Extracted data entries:
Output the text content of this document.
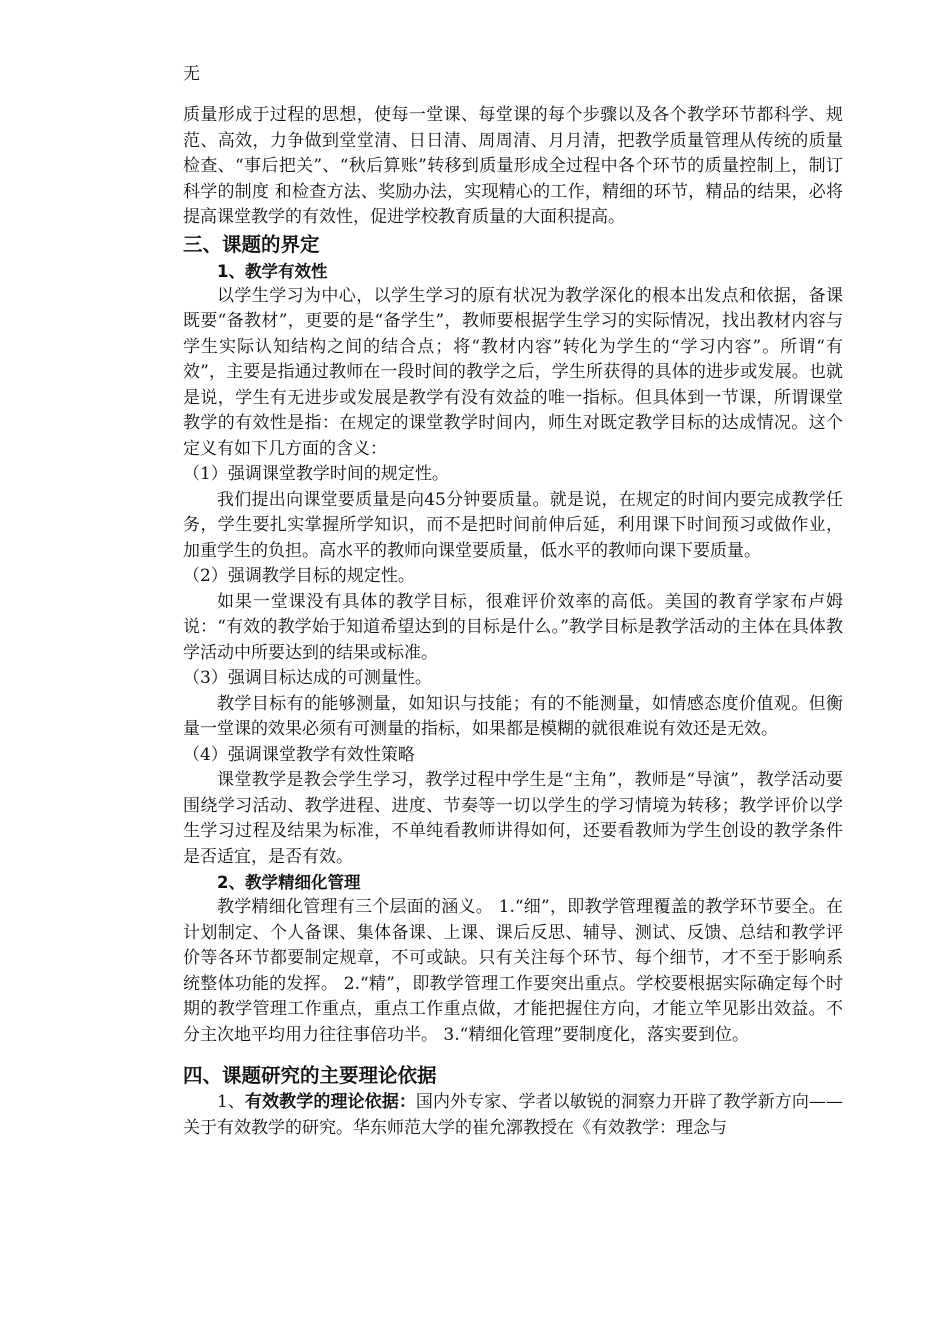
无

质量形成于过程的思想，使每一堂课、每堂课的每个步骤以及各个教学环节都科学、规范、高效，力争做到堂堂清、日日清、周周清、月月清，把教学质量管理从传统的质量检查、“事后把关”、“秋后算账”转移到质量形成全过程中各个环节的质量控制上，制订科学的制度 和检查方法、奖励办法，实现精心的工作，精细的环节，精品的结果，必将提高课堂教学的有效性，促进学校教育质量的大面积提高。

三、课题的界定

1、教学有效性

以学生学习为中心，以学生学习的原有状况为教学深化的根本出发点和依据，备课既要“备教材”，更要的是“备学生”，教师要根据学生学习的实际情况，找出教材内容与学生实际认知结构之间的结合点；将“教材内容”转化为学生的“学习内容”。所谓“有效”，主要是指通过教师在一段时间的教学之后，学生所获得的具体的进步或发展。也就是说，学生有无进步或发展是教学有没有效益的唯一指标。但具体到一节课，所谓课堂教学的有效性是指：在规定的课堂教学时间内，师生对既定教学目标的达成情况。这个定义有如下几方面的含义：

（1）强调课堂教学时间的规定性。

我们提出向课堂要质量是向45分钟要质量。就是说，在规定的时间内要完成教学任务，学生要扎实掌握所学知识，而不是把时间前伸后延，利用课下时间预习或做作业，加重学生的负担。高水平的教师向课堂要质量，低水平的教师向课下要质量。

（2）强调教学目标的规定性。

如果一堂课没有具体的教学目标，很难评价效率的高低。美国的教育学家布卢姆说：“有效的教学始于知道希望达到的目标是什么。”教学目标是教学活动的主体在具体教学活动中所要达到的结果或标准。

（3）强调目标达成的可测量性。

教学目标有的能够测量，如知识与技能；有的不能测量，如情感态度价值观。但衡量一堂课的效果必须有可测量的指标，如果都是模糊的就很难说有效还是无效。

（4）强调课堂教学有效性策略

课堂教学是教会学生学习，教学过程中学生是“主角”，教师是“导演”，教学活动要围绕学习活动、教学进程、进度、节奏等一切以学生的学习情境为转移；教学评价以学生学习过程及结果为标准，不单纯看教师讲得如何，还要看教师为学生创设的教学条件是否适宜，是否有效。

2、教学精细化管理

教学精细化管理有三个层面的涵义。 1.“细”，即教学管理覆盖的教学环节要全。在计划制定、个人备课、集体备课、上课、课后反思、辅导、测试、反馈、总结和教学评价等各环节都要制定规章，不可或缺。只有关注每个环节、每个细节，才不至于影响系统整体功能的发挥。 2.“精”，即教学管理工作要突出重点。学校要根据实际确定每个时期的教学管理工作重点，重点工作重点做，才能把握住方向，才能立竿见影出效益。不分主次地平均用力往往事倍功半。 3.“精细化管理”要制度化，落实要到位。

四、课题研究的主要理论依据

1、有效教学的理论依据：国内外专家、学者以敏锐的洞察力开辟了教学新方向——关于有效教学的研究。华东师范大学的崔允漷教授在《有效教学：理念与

SHORT EXERCISE: Copy out the listing exactly as it stands, but not the pictures.

EXERCISE SOLUTION:
Output the text content of this document.
无

质量形成于过程的思想，使每一堂课、每堂课的每个步骤以及各个教学环节都科学、规范、高效，力争做到堂堂清、日日清、周周清、月月清，把教学质量管理从传统的质量检查、“事后把关”、“秋后算账”转移到质量形成全过程中各个环节的质量控制上，制订科学的制度 和检查方法、奖励办法，实现精心的工作，精细的环节，精品的结果，必将提高课堂教学的有效性，促进学校教育质量的大面积提高。

三、课题的界定

1、教学有效性

以学生学习为中心，以学生学习的原有状况为教学深化的根本出发点和依据，备课既要“备教材”，更要的是“备学生”，教师要根据学生学习的实际情况，找出教材内容与学生实际认知结构之间的结合点；将“教材内容”转化为学生的“学习内容”。所谓“有效”，主要是指通过教师在一段时间的教学之后，学生所获得的具体的进步或发展。也就是说，学生有无进步或发展是教学有没有效益的唯一指标。但具体到一节课，所谓课堂教学的有效性是指：在规定的课堂教学时间内，师生对既定教学目标的达成情况。这个定义有如下几方面的含义：

（1）强调课堂教学时间的规定性。

我们提出向课堂要质量是向45分钟要质量。就是说，在规定的时间内要完成教学任务，学生要扎实掌握所学知识，而不是把时间前伸后延，利用课下时间预习或做作业，加重学生的负担。高水平的教师向课堂要质量，低水平的教师向课下要质量。

（2）强调教学目标的规定性。

如果一堂课没有具体的教学目标，很难评价效率的高低。美国的教育学家布卢姆说：“有效的教学始于知道希望达到的目标是什么。”教学目标是教学活动的主体在具体教学活动中所要达到的结果或标准。

（3）强调目标达成的可测量性。

教学目标有的能够测量，如知识与技能；有的不能测量，如情感态度价值观。但衡量一堂课的效果必须有可测量的指标，如果都是模糊的就很难说有效还是无效。

（4）强调课堂教学有效性策略

课堂教学是教会学生学习，教学过程中学生是“主角”，教师是“导演”，教学活动要围绕学习活动、教学进程、进度、节奏等一切以学生的学习情境为转移；教学评价以学生学习过程及结果为标准，不单纯看教师讲得如何，还要看教师为学生创设的教学条件是否适宜，是否有效。

2、教学精细化管理

教学精细化管理有三个层面的涵义。 1.“细”，即教学管理覆盖的教学环节要全。在计划制定、个人备课、集体备课、上课、课后反思、辅导、测试、反馈、总结和教学评价等各环节都要制定规章，不可或缺。只有关注每个环节、每个细节，才不至于影响系统整体功能的发挥。 2.“精”，即教学管理工作要突出重点。学校要根据实际确定每个时期的教学管理工作重点，重点工作重点做，才能把握住方向，才能立竿见影出效益。不分主次地平均用力往往事倍功半。 3.“精细化管理”要制度化，落实要到位。

四、课题研究的主要理论依据

1、有效教学的理论依据：国内外专家、学者以敏锐的洞察力开辟了教学新方向——关于有效教学的研究。华东师范大学的崔允漷教授在《有效教学：理念与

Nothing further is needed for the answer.